## BEGIN Exercise material
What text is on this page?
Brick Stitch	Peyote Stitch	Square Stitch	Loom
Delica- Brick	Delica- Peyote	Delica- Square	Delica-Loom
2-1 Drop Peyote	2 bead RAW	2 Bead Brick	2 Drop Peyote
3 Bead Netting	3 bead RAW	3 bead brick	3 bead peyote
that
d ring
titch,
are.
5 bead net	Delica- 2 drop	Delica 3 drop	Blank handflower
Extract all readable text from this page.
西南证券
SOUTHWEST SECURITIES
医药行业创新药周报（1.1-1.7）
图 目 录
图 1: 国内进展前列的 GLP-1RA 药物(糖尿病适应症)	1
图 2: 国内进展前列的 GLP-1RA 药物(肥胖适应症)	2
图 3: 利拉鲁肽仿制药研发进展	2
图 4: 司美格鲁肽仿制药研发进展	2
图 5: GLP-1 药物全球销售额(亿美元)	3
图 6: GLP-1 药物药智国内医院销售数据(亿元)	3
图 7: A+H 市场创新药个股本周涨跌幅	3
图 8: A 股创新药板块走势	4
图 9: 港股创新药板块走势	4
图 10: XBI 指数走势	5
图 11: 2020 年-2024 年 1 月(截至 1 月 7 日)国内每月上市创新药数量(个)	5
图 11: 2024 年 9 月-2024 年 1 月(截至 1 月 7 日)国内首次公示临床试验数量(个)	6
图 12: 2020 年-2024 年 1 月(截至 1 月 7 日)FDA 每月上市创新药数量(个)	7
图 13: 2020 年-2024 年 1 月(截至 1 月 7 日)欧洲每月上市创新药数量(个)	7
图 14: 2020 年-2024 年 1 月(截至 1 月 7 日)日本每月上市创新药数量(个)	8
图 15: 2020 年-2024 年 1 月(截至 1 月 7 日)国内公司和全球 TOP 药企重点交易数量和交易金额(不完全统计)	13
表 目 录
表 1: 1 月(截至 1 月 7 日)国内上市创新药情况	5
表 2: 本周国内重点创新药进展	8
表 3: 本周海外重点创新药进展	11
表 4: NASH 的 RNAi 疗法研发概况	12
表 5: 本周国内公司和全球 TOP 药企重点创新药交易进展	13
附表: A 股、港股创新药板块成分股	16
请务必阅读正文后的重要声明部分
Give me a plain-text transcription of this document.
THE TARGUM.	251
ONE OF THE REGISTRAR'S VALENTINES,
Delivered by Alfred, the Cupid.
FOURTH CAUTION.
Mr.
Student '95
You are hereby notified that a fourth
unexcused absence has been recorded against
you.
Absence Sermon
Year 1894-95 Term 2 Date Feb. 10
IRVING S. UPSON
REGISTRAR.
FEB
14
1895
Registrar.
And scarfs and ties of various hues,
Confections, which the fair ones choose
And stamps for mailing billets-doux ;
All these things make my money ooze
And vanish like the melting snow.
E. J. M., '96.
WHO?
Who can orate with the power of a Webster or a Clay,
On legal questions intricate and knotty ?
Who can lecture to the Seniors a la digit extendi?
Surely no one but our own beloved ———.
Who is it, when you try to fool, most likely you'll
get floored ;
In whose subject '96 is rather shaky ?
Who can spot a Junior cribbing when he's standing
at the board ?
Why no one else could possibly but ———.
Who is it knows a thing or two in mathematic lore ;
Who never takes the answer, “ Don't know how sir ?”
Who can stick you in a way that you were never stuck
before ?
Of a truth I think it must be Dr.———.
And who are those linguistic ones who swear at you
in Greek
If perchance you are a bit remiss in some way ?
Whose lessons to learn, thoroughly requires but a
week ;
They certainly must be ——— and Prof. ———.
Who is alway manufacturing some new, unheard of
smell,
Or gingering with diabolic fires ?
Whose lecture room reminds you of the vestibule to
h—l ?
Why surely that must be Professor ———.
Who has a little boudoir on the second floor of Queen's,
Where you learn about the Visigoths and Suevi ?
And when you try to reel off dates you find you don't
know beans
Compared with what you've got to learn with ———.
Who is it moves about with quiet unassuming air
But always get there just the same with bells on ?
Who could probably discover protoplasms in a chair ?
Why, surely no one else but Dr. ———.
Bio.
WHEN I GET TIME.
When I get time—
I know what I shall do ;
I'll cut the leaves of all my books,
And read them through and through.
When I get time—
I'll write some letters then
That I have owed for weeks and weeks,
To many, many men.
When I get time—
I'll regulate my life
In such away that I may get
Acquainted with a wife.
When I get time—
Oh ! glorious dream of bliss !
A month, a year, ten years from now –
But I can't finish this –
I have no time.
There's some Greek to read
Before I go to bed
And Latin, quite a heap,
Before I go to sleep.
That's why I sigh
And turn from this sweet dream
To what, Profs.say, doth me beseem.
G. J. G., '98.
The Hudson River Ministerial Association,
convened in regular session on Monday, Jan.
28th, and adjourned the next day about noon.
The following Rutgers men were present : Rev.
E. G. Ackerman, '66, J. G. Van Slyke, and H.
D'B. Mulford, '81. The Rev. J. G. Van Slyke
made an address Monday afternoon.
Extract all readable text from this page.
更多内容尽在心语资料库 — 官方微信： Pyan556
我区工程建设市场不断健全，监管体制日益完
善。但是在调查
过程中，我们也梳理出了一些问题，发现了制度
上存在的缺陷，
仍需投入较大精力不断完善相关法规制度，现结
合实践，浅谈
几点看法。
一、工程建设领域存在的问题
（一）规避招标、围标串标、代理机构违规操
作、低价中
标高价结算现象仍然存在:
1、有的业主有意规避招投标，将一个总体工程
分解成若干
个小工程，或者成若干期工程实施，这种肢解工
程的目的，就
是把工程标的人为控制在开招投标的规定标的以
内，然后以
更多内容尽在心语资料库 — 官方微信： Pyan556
## END Exercise material
**Written request:** Write down all the entries again without a single difference.

**Solved problem:**
What text is on this page?
Brick Stitch	Peyote Stitch	Square Stitch	Loom
Delica- Brick	Delica- Peyote	Delica- Square	Delica-Loom
2-1 Drop Peyote	2 bead RAW	2 Bead Brick	2 Drop Peyote
3 Bead Netting	3 bead RAW	3 bead brick	3 bead peyote
that
d ring
titch,
are.
5 bead net	Delica- 2 drop	Delica 3 drop	Blank handflower
Extract all readable text from this page.
西南证券
SOUTHWEST SECURITIES
医药行业创新药周报（1.1-1.7）
图 目 录
图 1: 国内进展前列的 GLP-1RA 药物(糖尿病适应症)	1
图 2: 国内进展前列的 GLP-1RA 药物(肥胖适应症)	2
图 3: 利拉鲁肽仿制药研发进展	2
图 4: 司美格鲁肽仿制药研发进展	2
图 5: GLP-1 药物全球销售额(亿美元)	3
图 6: GLP-1 药物药智国内医院销售数据(亿元)	3
图 7: A+H 市场创新药个股本周涨跌幅	3
图 8: A 股创新药板块走势	4
图 9: 港股创新药板块走势	4
图 10: XBI 指数走势	5
图 11: 2020 年-2024 年 1 月(截至 1 月 7 日)国内每月上市创新药数量(个)	5
图 11: 2024 年 9 月-2024 年 1 月(截至 1 月 7 日)国内首次公示临床试验数量(个)	6
图 12: 2020 年-2024 年 1 月(截至 1 月 7 日)FDA 每月上市创新药数量(个)	7
图 13: 2020 年-2024 年 1 月(截至 1 月 7 日)欧洲每月上市创新药数量(个)	7
图 14: 2020 年-2024 年 1 月(截至 1 月 7 日)日本每月上市创新药数量(个)	8
图 15: 2020 年-2024 年 1 月(截至 1 月 7 日)国内公司和全球 TOP 药企重点交易数量和交易金额(不完全统计)	13
表 目 录
表 1: 1 月(截至 1 月 7 日)国内上市创新药情况	5
表 2: 本周国内重点创新药进展	8
表 3: 本周海外重点创新药进展	11
表 4: NASH 的 RNAi 疗法研发概况	12
表 5: 本周国内公司和全球 TOP 药企重点创新药交易进展	13
附表: A 股、港股创新药板块成分股	16
请务必阅读正文后的重要声明部分
Give me a plain-text transcription of this document.
THE TARGUM.	251
ONE OF THE REGISTRAR'S VALENTINES,
Delivered by Alfred, the Cupid.
FOURTH CAUTION.
Mr.
Student '95
You are hereby notified that a fourth
unexcused absence has been recorded against
you.
Absence Sermon
Year 1894-95 Term 2 Date Feb. 10
IRVING S. UPSON
REGISTRAR.
FEB
14
1895
Registrar.
And scarfs and ties of various hues,
Confections, which the fair ones choose
And stamps for mailing billets-doux ;
All these things make my money ooze
And vanish like the melting snow.
E. J. M., '96.
WHO?
Who can orate with the power of a Webster or a Clay,
On legal questions intricate and knotty ?
Who can lecture to the Seniors a la digit extendi?
Surely no one but our own beloved ———.
Who is it, when you try to fool, most likely you'll
get floored ;
In whose subject '96 is rather shaky ?
Who can spot a Junior cribbing when he's standing
at the board ?
Why no one else could possibly but ———.
Who is it knows a thing or two in mathematic lore ;
Who never takes the answer, “ Don't know how sir ?”
Who can stick you in a way that you were never stuck
before ?
Of a truth I think it must be Dr.———.
And who are those linguistic ones who swear at you
in Greek
If perchance you are a bit remiss in some way ?
Whose lessons to learn, thoroughly requires but a
week ;
They certainly must be ——— and Prof. ———.
Who is alway manufacturing some new, unheard of
smell,
Or gingering with diabolic fires ?
Whose lecture room reminds you of the vestibule to
h—l ?
Why surely that must be Professor ———.
Who has a little boudoir on the second floor of Queen's,
Where you learn about the Visigoths and Suevi ?
And when you try to reel off dates you find you don't
know beans
Compared with what you've got to learn with ———.
Who is it moves about with quiet unassuming air
But always get there just the same with bells on ?
Who could probably discover protoplasms in a chair ?
Why, surely no one else but Dr. ———.
Bio.
WHEN I GET TIME.
When I get time—
I know what I shall do ;
I'll cut the leaves of all my books,
And read them through and through.
When I get time—
I'll write some letters then
That I have owed for weeks and weeks,
To many, many men.
When I get time—
I'll regulate my life
In such away that I may get
Acquainted with a wife.
When I get time—
Oh ! glorious dream of bliss !
A month, a year, ten years from now –
But I can't finish this –
I have no time.
There's some Greek to read
Before I go to bed
And Latin, quite a heap,
Before I go to sleep.
That's why I sigh
And turn from this sweet dream
To what, Profs.say, doth me beseem.
G. J. G., '98.
The Hudson River Ministerial Association,
convened in regular session on Monday, Jan.
28th, and adjourned the next day about noon.
The following Rutgers men were present : Rev.
E. G. Ackerman, '66, J. G. Van Slyke, and H.
D'B. Mulford, '81. The Rev. J. G. Van Slyke
made an address Monday afternoon.
Extract all readable text from this page.
更多内容尽在心语资料库 — 官方微信： Pyan556
我区工程建设市场不断健全，监管体制日益完
善。但是在调查
过程中，我们也梳理出了一些问题，发现了制度
上存在的缺陷，
仍需投入较大精力不断完善相关法规制度，现结
合实践，浅谈
几点看法。
一、工程建设领域存在的问题
（一）规避招标、围标串标、代理机构违规操
作、低价中
标高价结算现象仍然存在:
1、有的业主有意规避招投标，将一个总体工程
分解成若干
个小工程，或者成若干期工程实施，这种肢解工
程的目的，就
是把工程标的人为控制在开招投标的规定标的以
内，然后以
更多内容尽在心语资料库 — 官方微信： Pyan556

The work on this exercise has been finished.